Write out all of the records precisely. Skip anything that is a picture.

Dataset records |
+--

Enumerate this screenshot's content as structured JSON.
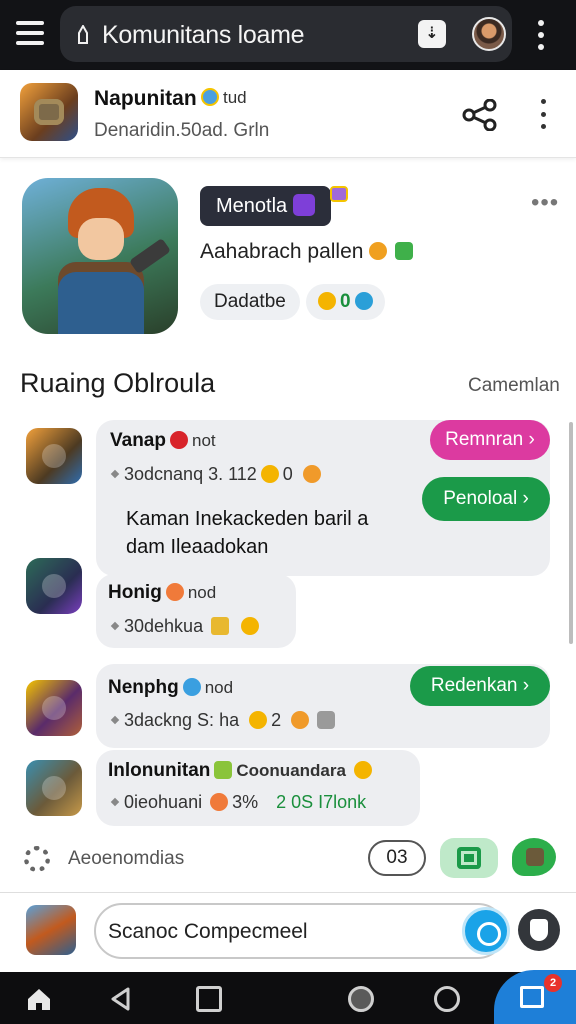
{
  "browser": {
    "url": "Komunitans loame",
    "tab_icon": "⇣"
  },
  "header": {
    "name": "Napunitan",
    "badge": "tud",
    "subtitle": "Denaridin.50ad. Grln"
  },
  "featured": {
    "tag": "Menotla",
    "description": "Aahabrach pallen",
    "pill_a": "Dadatbe",
    "pill_b_count": "0"
  },
  "section": {
    "title": "Ruaing Oblroula",
    "link": "Camemlan"
  },
  "items": [
    {
      "name": "Vanap",
      "tag": "not",
      "meta": "3odcnanq 3. 112",
      "meta_num": "0",
      "message": "Kaman Inekackeden baril a dam Ileaadokan",
      "button1": "Remnran",
      "button2": "Penoloal"
    },
    {
      "name": "Honig",
      "tag": "nod",
      "meta": "30dehkua"
    },
    {
      "name": "Nenphg",
      "tag": "nod",
      "meta": "3dackng S: ha",
      "meta_num": "2",
      "button": "Redenkan"
    },
    {
      "name": "Inlonunitan",
      "tag": "Coonuandara",
      "meta": "0ieohuani",
      "meta_pct": "3%",
      "meta_green": "2 0S I7lonk"
    }
  ],
  "hint": {
    "text": "Aeoenomdias",
    "chip": "03"
  },
  "composer": {
    "placeholder": "Scanoc Compecmeel"
  },
  "navbar": {
    "badge": "2"
  },
  "colors": {
    "accent_green": "#1b9a49",
    "accent_pink": "#dc3aa0",
    "accent_blue": "#1aa3e8",
    "topbar_bg": "#121316"
  },
  "icons": [
    "menu-icon",
    "lock-icon",
    "tab-icon",
    "profile-icon",
    "more-icon",
    "share-icon",
    "gear-icon",
    "chat-icon",
    "send-icon",
    "shield-icon",
    "home-icon",
    "back-icon",
    "gallery-icon",
    "game-icon",
    "clock-icon",
    "recent-apps-icon"
  ]
}
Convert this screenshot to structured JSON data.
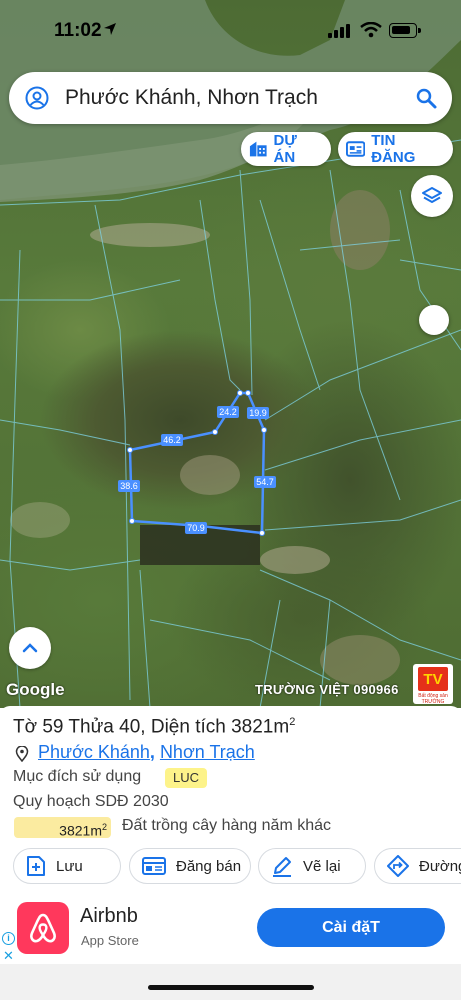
{
  "status_bar": {
    "time": "11:02"
  },
  "search": {
    "query": "Phước Khánh, Nhơn Trạch"
  },
  "map_chips": {
    "du_an": "DỰ ÁN",
    "tin_dang": "TIN ĐĂNG"
  },
  "map": {
    "google_label": "Google",
    "watermark": "TRƯỜNG VIỆT 090966",
    "logo_mark": "TV",
    "logo_caption": "Bất động sản TRƯỜNG",
    "edge_labels": [
      "24.2",
      "19.9",
      "46.2",
      "38.6",
      "54.7",
      "70.9"
    ]
  },
  "parcel": {
    "title": "Tờ 59 Thửa 40, Diện tích 3821m",
    "title_sup": "2",
    "ward": "Phước Khánh",
    "district": "Nhơn Trạch",
    "purpose_label": "Mục đích sử dụng",
    "purpose_code": "LUC",
    "plan_label": "Quy hoạch SDĐ 2030",
    "area_value": "3821m",
    "area_sup": "2",
    "land_type": "Đất trồng cây hàng năm khác"
  },
  "actions": {
    "save": "Lưu",
    "post": "Đăng bán",
    "redraw": "Vẽ lại",
    "route": "Đường"
  },
  "ad": {
    "app_name": "Airbnb",
    "store": "App Store",
    "install": "Cài đặT"
  },
  "colors": {
    "accent": "#1a73e8",
    "parcel_line": "#4a90ff",
    "ad_brand": "#ff385c"
  }
}
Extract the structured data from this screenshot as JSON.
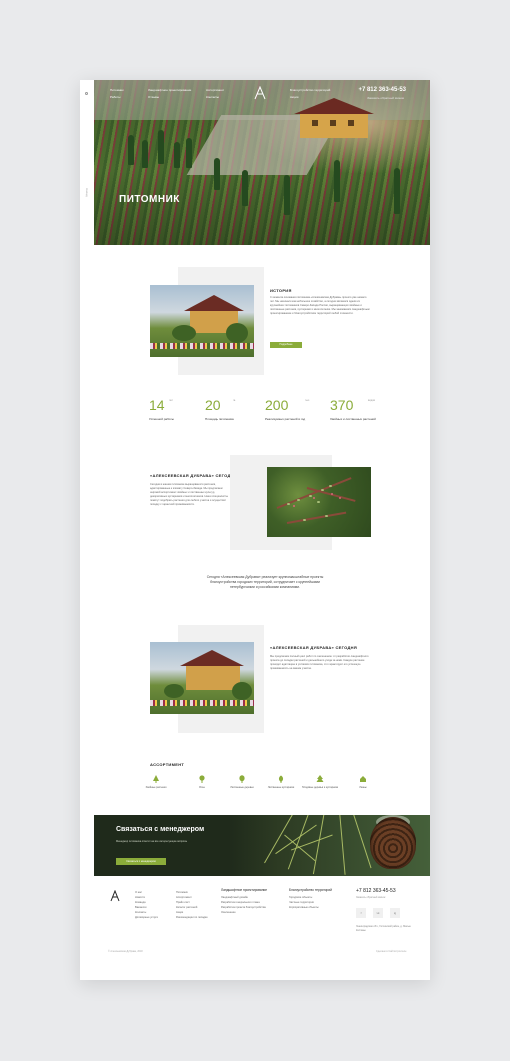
{
  "hero": {
    "title": "ПИТОМНИК",
    "phone": "+7 812 363-45-53",
    "phone_sub": "Заказать обратный звонок",
    "side_label": "Назад",
    "nav": [
      "Питомник",
      "Ландшафтное проектирование",
      "Ассортимент",
      "Благоустройство территорий",
      "Работы",
      "Отзывы",
      "Контакты",
      "Акции"
    ]
  },
  "history": {
    "title": "ИСТОРИЯ",
    "text": "С момента основания питомника «Алексеевская Дубрава» прошло уже немало лет. Мы начинали как небольшое хозяйство, а сегодня являемся одним из крупнейших питомников Северо-Запада России, выращивающих хвойные и лиственные растения, кустарники и многолетники. Мы занимаемся ландшафтным проектированием и благоустройством территорий любой сложности.",
    "button": "Подробнее"
  },
  "stats": [
    {
      "num": "14",
      "unit": "лет",
      "label": "Успешной работы"
    },
    {
      "num": "20",
      "unit": "га",
      "label": "Площадь питомника"
    },
    {
      "num": "200",
      "unit": "тыс.",
      "label": "Реализуемых растений в год"
    },
    {
      "num": "370",
      "unit": "видов",
      "label": "Хвойных и лиственных растений"
    }
  ],
  "today": {
    "title": "«АЛЕКСЕЕВСКАЯ ДУБРАВА» СЕГОДНЯ",
    "text": "Сегодня в нашем питомнике выращиваются растения, адаптированные к климату Северо-Запада. Мы предлагаем широкий ассортимент хвойных и лиственных культур, декоративных кустарников и многолетников. Наши специалисты помогут подобрать растения для любого участка и осуществят посадку с гарантией приживаемости."
  },
  "center_text": "Сегодня «Алексеевская Дубрава» реализует крупномасштабные проекты благоустройства городских территорий, сотрудничает с крупнейшими петербургскими и российскими компаниями.",
  "today2": {
    "title": "«АЛЕКСЕЕВСКАЯ ДУБРАВА» СЕГОДНЯ",
    "text": "Мы предлагаем полный цикл работ по озеленению: от разработки ландшафтного проекта до посадки растений и дальнейшего ухода за ними. Каждое растение проходит адаптацию в условиях питомника, что гарантирует его успешную приживаемость на вашем участке."
  },
  "assortment": {
    "title": "АССОРТИМЕНТ",
    "items": [
      "Хвойные растения",
      "Розы",
      "Лиственные деревья",
      "Лиственные кустарники",
      "Плодовые деревья и кустарники",
      "Лианы"
    ]
  },
  "contact": {
    "title": "Связаться с менеджером",
    "text": "Менеджер питомника ответит на все интересующие вопросы",
    "button": "Связаться с менеджером"
  },
  "footer": {
    "col1": [
      "О нас",
      "Новости",
      "Команда",
      "Вакансии",
      "Контакты",
      "Договорные услуги"
    ],
    "col2": [
      "Питомник",
      "Ассортимент",
      "Прайс-лист",
      "Каталог растений",
      "Акции",
      "Рекомендации по посадке"
    ],
    "col3_title": "Ландшафтное проектирование",
    "col3": [
      "Ландшафтный дизайн",
      "Разработка генерального плана",
      "Разработка проекта благоустройства",
      "Озеленение"
    ],
    "col4_title": "Благоустройство территорий",
    "col4": [
      "Городские объекты",
      "Частные территории",
      "Корпоративные объекты"
    ],
    "phone": "+7 812 363-45-53",
    "phone_sub": "Заказать обратный звонок",
    "socials": [
      "f",
      "vk",
      "ig"
    ],
    "address": "Ленинградская обл., Гатчинский район, д. Малые Колпаны",
    "copyright": "© Алексеевская Дубрава, 2018",
    "developer": "Сделано в Сайтостроителе"
  },
  "colors": {
    "accent": "#8bac3a"
  }
}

+--

Reply to the task |
Enumerate this screenshot's content as structured JSON.
{
  "browser": {
    "url": "Komunitans loame",
    "tab_icon": "⇣"
  },
  "header": {
    "name": "Napunitan",
    "badge": "tud",
    "subtitle": "Denaridin.50ad. Grln"
  },
  "featured": {
    "tag": "Menotla",
    "description": "Aahabrach pallen",
    "pill_a": "Dadatbe",
    "pill_b_count": "0"
  },
  "section": {
    "title": "Ruaing Oblroula",
    "link": "Camemlan"
  },
  "items": [
    {
      "name": "Vanap",
      "tag": "not",
      "meta": "3odcnanq 3. 112",
      "meta_num": "0",
      "message": "Kaman Inekackeden baril a dam Ileaadokan",
      "button1": "Remnran",
      "button2": "Penoloal"
    },
    {
      "name": "Honig",
      "tag": "nod",
      "meta": "30dehkua"
    },
    {
      "name": "Nenphg",
      "tag": "nod",
      "meta": "3dackng S: ha",
      "meta_num": "2",
      "button": "Redenkan"
    },
    {
      "name": "Inlonunitan",
      "tag": "Coonuandara",
      "meta": "0ieohuani",
      "meta_pct": "3%",
      "meta_green": "2 0S I7lonk"
    }
  ],
  "hint": {
    "text": "Aeoenomdias",
    "chip": "03"
  },
  "composer": {
    "placeholder": "Scanoc Compecmeel"
  },
  "navbar": {
    "badge": "2"
  },
  "colors": {
    "accent_green": "#1b9a49",
    "accent_pink": "#dc3aa0",
    "accent_blue": "#1aa3e8",
    "topbar_bg": "#121316"
  },
  "icons": [
    "menu-icon",
    "lock-icon",
    "tab-icon",
    "profile-icon",
    "more-icon",
    "share-icon",
    "gear-icon",
    "chat-icon",
    "send-icon",
    "shield-icon",
    "home-icon",
    "back-icon",
    "gallery-icon",
    "game-icon",
    "clock-icon",
    "recent-apps-icon"
  ]
}
Convert this screenshot to structured JSON data.
{
  "status_bar": {
    "time": "11:02"
  },
  "search": {
    "query": "Phước Khánh, Nhơn Trạch"
  },
  "map_chips": {
    "du_an": "DỰ ÁN",
    "tin_dang": "TIN ĐĂNG"
  },
  "map": {
    "google_label": "Google",
    "watermark": "TRƯỜNG VIỆT 090966",
    "logo_mark": "TV",
    "logo_caption": "Bất động sản TRƯỜNG",
    "edge_labels": [
      "24.2",
      "19.9",
      "46.2",
      "38.6",
      "54.7",
      "70.9"
    ]
  },
  "parcel": {
    "title": "Tờ 59 Thửa 40, Diện tích 3821m",
    "title_sup": "2",
    "ward": "Phước Khánh",
    "district": "Nhơn Trạch",
    "purpose_label": "Mục đích sử dụng",
    "purpose_code": "LUC",
    "plan_label": "Quy hoạch SDĐ 2030",
    "area_value": "3821m",
    "area_sup": "2",
    "land_type": "Đất trồng cây hàng năm khác"
  },
  "actions": {
    "save": "Lưu",
    "post": "Đăng bán",
    "redraw": "Vẽ lại",
    "route": "Đường"
  },
  "ad": {
    "app_name": "Airbnb",
    "store": "App Store",
    "install": "Cài đặT"
  },
  "colors": {
    "accent": "#1a73e8",
    "parcel_line": "#4a90ff",
    "ad_brand": "#ff385c"
  }
}
Extract the structured data from this screenshot as JSON.
{
  "hero": {
    "title": "ПИТОМНИК",
    "phone": "+7 812 363-45-53",
    "phone_sub": "Заказать обратный звонок",
    "side_label": "Назад",
    "nav": [
      "Питомник",
      "Ландшафтное проектирование",
      "Ассортимент",
      "Благоустройство территорий",
      "Работы",
      "Отзывы",
      "Контакты",
      "Акции"
    ]
  },
  "history": {
    "title": "ИСТОРИЯ",
    "text": "С момента основания питомника «Алексеевская Дубрава» прошло уже немало лет. Мы начинали как небольшое хозяйство, а сегодня являемся одним из крупнейших питомников Северо-Запада России, выращивающих хвойные и лиственные растения, кустарники и многолетники. Мы занимаемся ландшафтным проектированием и благоустройством территорий любой сложности.",
    "button": "Подробнее"
  },
  "stats": [
    {
      "num": "14",
      "unit": "лет",
      "label": "Успешной работы"
    },
    {
      "num": "20",
      "unit": "га",
      "label": "Площадь питомника"
    },
    {
      "num": "200",
      "unit": "тыс.",
      "label": "Реализуемых растений в год"
    },
    {
      "num": "370",
      "unit": "видов",
      "label": "Хвойных и лиственных растений"
    }
  ],
  "today": {
    "title": "«АЛЕКСЕЕВСКАЯ ДУБРАВА» СЕГОДНЯ",
    "text": "Сегодня в нашем питомнике выращиваются растения, адаптированные к климату Северо-Запада. Мы предлагаем широкий ассортимент хвойных и лиственных культур, декоративных кустарников и многолетников. Наши специалисты помогут подобрать растения для любого участка и осуществят посадку с гарантией приживаемости."
  },
  "center_text": "Сегодня «Алексеевская Дубрава» реализует крупномасштабные проекты благоустройства городских территорий, сотрудничает с крупнейшими петербургскими и российскими компаниями.",
  "today2": {
    "title": "«АЛЕКСЕЕВСКАЯ ДУБРАВА» СЕГОДНЯ",
    "text": "Мы предлагаем полный цикл работ по озеленению: от разработки ландшафтного проекта до посадки растений и дальнейшего ухода за ними. Каждое растение проходит адаптацию в условиях питомника, что гарантирует его успешную приживаемость на вашем участке."
  },
  "assortment": {
    "title": "АССОРТИМЕНТ",
    "items": [
      "Хвойные растения",
      "Розы",
      "Лиственные деревья",
      "Лиственные кустарники",
      "Плодовые деревья и кустарники",
      "Лианы"
    ]
  },
  "contact": {
    "title": "Связаться с менеджером",
    "text": "Менеджер питомника ответит на все интересующие вопросы",
    "button": "Связаться с менеджером"
  },
  "footer": {
    "col1": [
      "О нас",
      "Новости",
      "Команда",
      "Вакансии",
      "Контакты",
      "Договорные услуги"
    ],
    "col2": [
      "Питомник",
      "Ассортимент",
      "Прайс-лист",
      "Каталог растений",
      "Акции",
      "Рекомендации по посадке"
    ],
    "col3_title": "Ландшафтное проектирование",
    "col3": [
      "Ландшафтный дизайн",
      "Разработка генерального плана",
      "Разработка проекта благоустройства",
      "Озеленение"
    ],
    "col4_title": "Благоустройство территорий",
    "col4": [
      "Городские объекты",
      "Частные территории",
      "Корпоративные объекты"
    ],
    "phone": "+7 812 363-45-53",
    "phone_sub": "Заказать обратный звонок",
    "socials": [
      "f",
      "vk",
      "ig"
    ],
    "address": "Ленинградская обл., Гатчинский район, д. Малые Колпаны",
    "copyright": "© Алексеевская Дубрава, 2018",
    "developer": "Сделано в Сайтостроителе"
  },
  "colors": {
    "accent": "#8bac3a"
  }
}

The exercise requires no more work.